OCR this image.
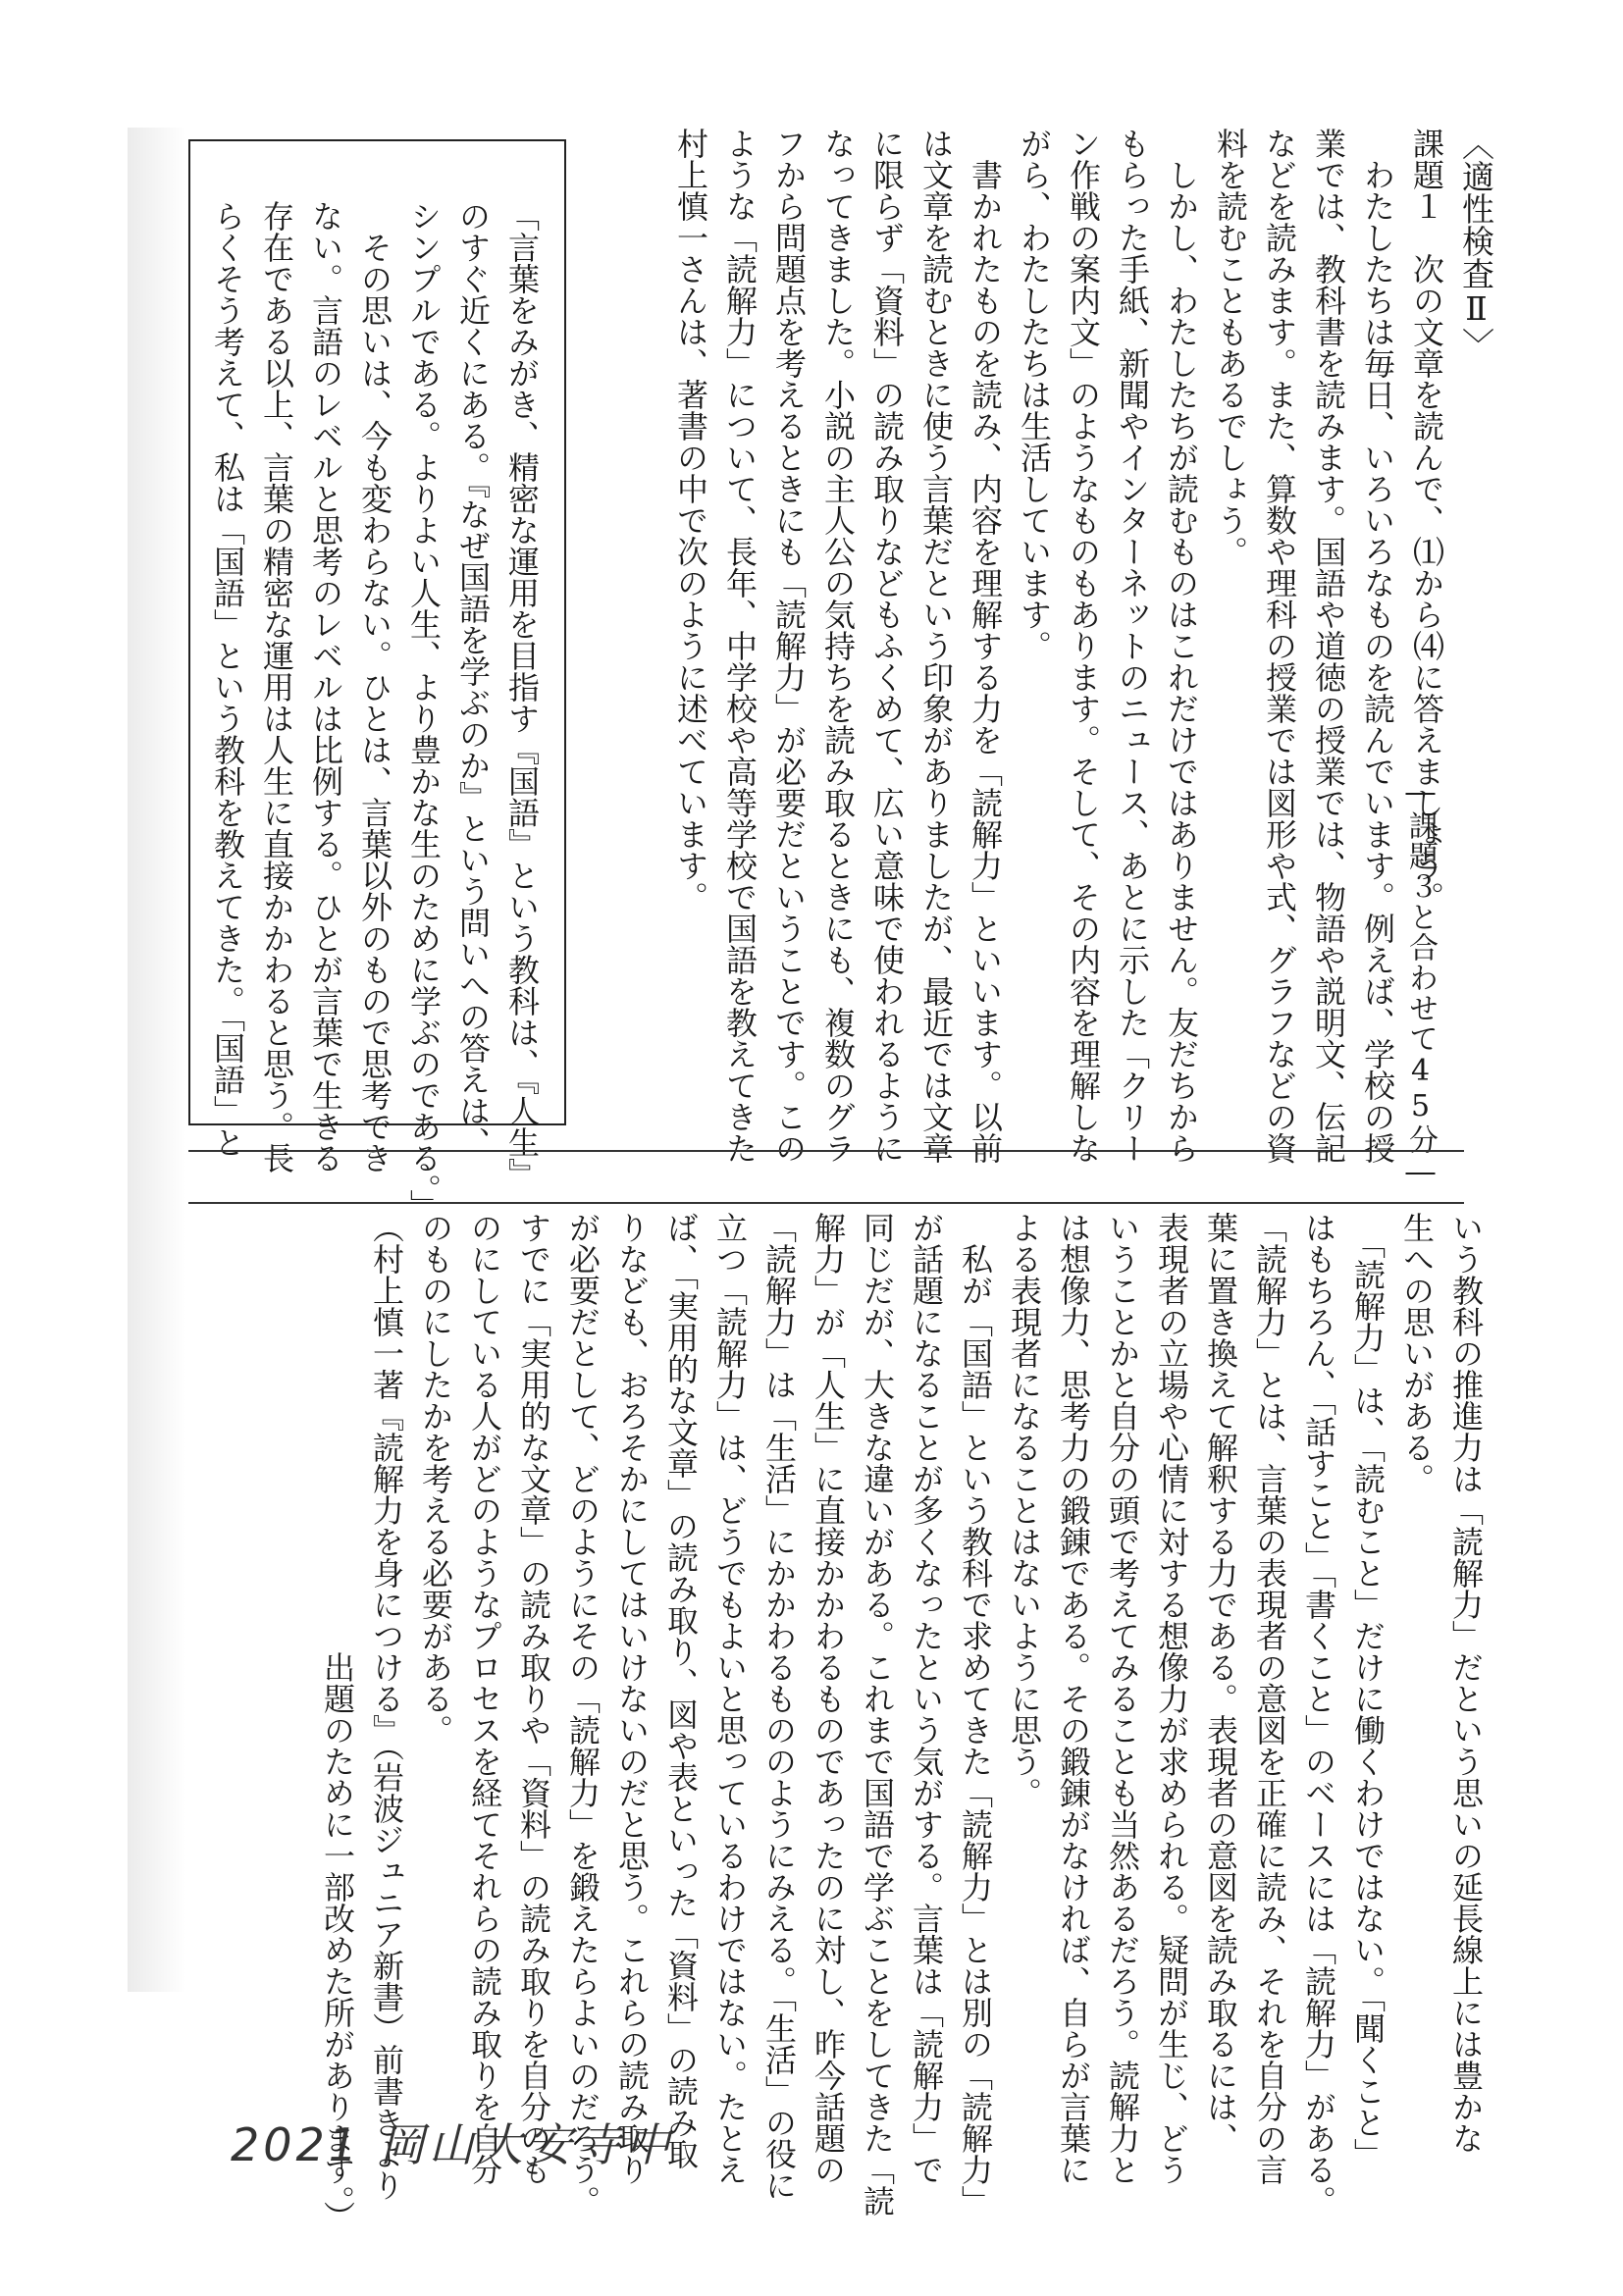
〈適性検査Ⅱ〉
―課題３と合わせて45分―
課題１　次の文章を読んで、⑴から⑷に答えましょう。
　わたしたちは毎日、いろいろなものを読んでいます。例えば、学校の授
業では、教科書を読みます。国語や道徳の授業では、物語や説明文、伝記
などを読みます。また、算数や理科の授業では図形や式、グラフなどの資
料を読むこともあるでしょう。
　しかし、わたしたちが読むものはこれだけではありません。友だちから
もらった手紙、新聞やインターネットのニュース、あとに示した「クリー
ン作戦の案内文」のようなものもあります。そして、その内容を理解しな
がら、わたしたちは生活しています。
　書かれたものを読み、内容を理解する力を「読解力」といいます。以前
は文章を読むときに使う言葉だという印象がありましたが、最近では文章
に限らず「資料」の読み取りなどもふくめて、広い意味で使われるように
なってきました。小説の主人公の気持ちを読み取るときにも、複数のグラ
フから問題点を考えるときにも「読解力」が必要だということです。この
ような「読解力」について、長年、中学校や高等学校で国語を教えてきた
村上慎一さんは、著書の中で次のように述べています。
「言葉をみがき、精密な運用を目指す『国語』という教科は、『人生』
のすぐ近くにある。『なぜ国語を学ぶのか』という問いへの答えは、
シンプルである。よりよい人生、より豊かな生のために学ぶのである。」
　その思いは、今も変わらない。ひとは、言葉以外のもので思考でき
ない。言語のレベルと思考のレベルは比例する。ひとが言葉で生きる
存在である以上、言葉の精密な運用は人生に直接かかわると思う。長
らくそう考えて、私は「国語」という教科を教えてきた。「国語」と
いう教科の推進力は「読解力」だという思いの延長線上には豊かな
生への思いがある。
　「読解力」は、「読むこと」だけに働くわけではない。「聞くこと」
はもちろん、「話すこと」「書くこと」のベースには「読解力」がある。
「読解力」とは、言葉の表現者の意図を正確に読み、それを自分の言
葉に置き換えて解釈する力である。表現者の意図を読み取るには、
表現者の立場や心情に対する想像力が求められる。疑問が生じ、どう
いうことかと自分の頭で考えてみることも当然あるだろう。読解力と
は想像力、思考力の鍛錬である。その鍛錬がなければ、自らが言葉に
よる表現者になることはないように思う。
　私が「国語」という教科で求めてきた「読解力」とは別の「読解力」
が話題になることが多くなったという気がする。言葉は「読解力」で
同じだが、大きな違いがある。これまで国語で学ぶことをしてきた「読
解力」が「人生」に直接かかわるものであったのに対し、昨今話題の
「読解力」は「生活」にかかわるもののようにみえる。「生活」の役に
立つ「読解力」は、どうでもよいと思っているわけではない。たとえ
ば、「実用的な文章」の読み取り、図や表といった「資料」の読み取
りなども、おろそかにしてはいけないのだと思う。これらの読み取り
が必要だとして、どのようにその「読解力」を鍛えたらよいのだろう。
すでに「実用的な文章」の読み取りや「資料」の読み取りを自分のも
のにしている人がどのようなプロセスを経てそれらの読み取りを自分
のものにしたかを考える必要がある。
（村上慎一著『読解力を身につける』（岩波ジュニア新書）前書きより
　　　　　　　　　　　　　　出題のために一部改めた所があります。）
2021 岡山大安寺中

▶ **Brief**:
Show each line of the data that contains the string "実用的な文章".

▶ **Complete response**:
ば、「実用的な文章」の読み取り、図や表といった「資料」の読み取
すでに「実用的な文章」の読み取りや「資料」の読み取りを自分のも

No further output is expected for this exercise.